• Set tasks:
[1] In the forum thread about the geotechnical problem, what does the post by Guest say the book's solution to problem 38 shows?
[2] From the forum thread, set down without changes the passage that begins at the words "## jerome (Aug" and stops after the words "think about that?".

• Page:
•••
# Question about Six-minute Geotech(2nd edition) Prob 38



## jerome (Aug 22, 2008)

Good Day!

I solved six-min Geotech(2nd Edition) Prob 38, but i don't understand this solution.

I think that "dh1 +dh2 = 12ft" is wrong.

Total loss head is "(12+15) - 12 = 15ft"

Therefore, "dh1 + dh2 = 15ft" is right.

What do you think about that?


----------



## squishles10 (Sep 2, 2008)

jerome said:


> Good Day!
> I solved six-min Geotech(2nd Edition) Prob 38, but i don't understand this solution.
> 
> I think that "dh1 +dh2 = 12ft" is wrong.
> ...


can you scan in the question?


----------



## jerome (Oct 10, 2008)

squishles10 said:


> can you scan in the question?


http://cfs12.blog.daum.net/image/18/blog/2...Geotech_2nd.jpg


----------



## Guest (Oct 13, 2008)

jerome said:


> Good Day!
> I solved six-min Geotech(2nd Edition) Prob 38, but i don't understand this solution.
> 
> I think that "dh1 +dh2 = 12ft" is wrong.
> ...


Wow, I just checked my Six-Minute Solutions (Geotechnical) for problem 38 and the problem solution is correct; it shows dh1 + dh2 = 15-ft. That is the correct answer set-up for evaluating the headloss in the profile.

JR


----------
•••
• Supplied data:
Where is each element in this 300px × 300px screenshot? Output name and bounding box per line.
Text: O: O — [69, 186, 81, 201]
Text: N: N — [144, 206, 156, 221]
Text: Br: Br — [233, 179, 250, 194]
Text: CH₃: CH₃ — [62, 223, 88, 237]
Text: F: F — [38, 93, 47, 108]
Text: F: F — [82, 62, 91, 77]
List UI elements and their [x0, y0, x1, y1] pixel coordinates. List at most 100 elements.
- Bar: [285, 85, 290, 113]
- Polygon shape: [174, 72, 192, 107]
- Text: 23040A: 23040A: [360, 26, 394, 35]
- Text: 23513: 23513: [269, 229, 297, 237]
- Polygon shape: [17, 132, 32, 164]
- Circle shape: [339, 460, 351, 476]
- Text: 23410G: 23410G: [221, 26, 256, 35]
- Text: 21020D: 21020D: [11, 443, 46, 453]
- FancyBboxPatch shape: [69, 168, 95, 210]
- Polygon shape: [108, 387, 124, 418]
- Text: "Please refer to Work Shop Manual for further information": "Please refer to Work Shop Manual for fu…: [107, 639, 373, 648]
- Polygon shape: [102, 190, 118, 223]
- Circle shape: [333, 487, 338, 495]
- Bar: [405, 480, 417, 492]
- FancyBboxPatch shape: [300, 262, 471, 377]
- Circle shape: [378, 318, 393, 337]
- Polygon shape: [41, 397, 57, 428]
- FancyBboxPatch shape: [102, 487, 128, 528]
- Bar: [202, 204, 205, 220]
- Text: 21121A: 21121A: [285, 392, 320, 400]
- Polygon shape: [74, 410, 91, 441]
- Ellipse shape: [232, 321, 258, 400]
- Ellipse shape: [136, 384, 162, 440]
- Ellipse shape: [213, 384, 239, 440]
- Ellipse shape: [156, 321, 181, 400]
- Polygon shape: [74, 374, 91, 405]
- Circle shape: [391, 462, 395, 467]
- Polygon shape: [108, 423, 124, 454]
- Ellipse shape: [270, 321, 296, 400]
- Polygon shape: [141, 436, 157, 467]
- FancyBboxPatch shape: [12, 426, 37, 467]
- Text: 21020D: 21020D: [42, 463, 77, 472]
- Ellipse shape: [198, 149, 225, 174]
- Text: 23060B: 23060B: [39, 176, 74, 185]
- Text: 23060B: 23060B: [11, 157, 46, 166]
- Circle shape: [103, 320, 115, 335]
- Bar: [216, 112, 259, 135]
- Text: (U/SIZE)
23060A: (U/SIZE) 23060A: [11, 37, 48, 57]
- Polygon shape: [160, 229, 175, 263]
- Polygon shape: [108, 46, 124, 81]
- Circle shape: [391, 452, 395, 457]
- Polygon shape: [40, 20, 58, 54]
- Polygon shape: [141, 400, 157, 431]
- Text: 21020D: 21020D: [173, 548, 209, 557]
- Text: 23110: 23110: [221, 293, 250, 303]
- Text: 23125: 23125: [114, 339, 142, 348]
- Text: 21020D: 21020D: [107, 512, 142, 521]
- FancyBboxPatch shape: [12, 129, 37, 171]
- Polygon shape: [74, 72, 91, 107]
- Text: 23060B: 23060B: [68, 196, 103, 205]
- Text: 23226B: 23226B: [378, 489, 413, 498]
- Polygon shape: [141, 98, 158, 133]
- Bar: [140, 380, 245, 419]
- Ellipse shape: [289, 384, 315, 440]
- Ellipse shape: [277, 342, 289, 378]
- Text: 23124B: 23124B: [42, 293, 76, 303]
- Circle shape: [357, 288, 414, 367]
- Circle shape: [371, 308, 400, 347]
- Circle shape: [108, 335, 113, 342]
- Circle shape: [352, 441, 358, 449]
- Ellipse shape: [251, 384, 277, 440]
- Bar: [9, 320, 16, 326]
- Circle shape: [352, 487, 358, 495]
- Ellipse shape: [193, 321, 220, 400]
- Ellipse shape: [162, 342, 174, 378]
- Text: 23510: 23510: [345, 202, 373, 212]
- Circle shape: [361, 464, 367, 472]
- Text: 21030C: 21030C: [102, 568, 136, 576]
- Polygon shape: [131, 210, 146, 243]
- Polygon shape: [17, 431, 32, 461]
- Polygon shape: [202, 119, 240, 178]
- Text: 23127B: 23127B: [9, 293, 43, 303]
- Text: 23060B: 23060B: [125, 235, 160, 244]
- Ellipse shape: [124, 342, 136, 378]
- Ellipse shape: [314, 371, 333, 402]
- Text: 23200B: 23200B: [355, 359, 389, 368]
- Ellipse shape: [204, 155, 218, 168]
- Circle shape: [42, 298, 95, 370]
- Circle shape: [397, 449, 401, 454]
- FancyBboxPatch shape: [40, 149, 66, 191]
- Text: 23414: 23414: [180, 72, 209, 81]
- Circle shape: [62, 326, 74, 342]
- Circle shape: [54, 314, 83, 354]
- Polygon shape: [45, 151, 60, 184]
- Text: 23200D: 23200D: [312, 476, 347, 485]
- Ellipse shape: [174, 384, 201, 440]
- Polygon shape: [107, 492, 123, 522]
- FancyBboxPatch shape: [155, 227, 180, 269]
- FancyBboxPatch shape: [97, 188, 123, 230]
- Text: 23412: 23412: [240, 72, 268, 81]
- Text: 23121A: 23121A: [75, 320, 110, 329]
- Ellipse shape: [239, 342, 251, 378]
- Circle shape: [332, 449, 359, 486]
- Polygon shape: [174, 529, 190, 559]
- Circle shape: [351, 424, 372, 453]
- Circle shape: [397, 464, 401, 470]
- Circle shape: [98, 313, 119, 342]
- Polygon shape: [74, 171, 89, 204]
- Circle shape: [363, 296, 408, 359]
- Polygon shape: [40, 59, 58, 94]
•••
• Solutions to each task:
[1] It shows dh1 + dh2 = 15-ft.

[2]
## jerome (Aug 22, 2008)

Good Day!

I solved six-min Geotech(2nd Edition) Prob 38, but i don't understand this solution.

I think that "dh1 +dh2 = 12ft" is wrong.

Total loss head is "(12+15) - 12 = 15ft"

Therefore, "dh1 + dh2 = 15ft" is right.

What do you think about that?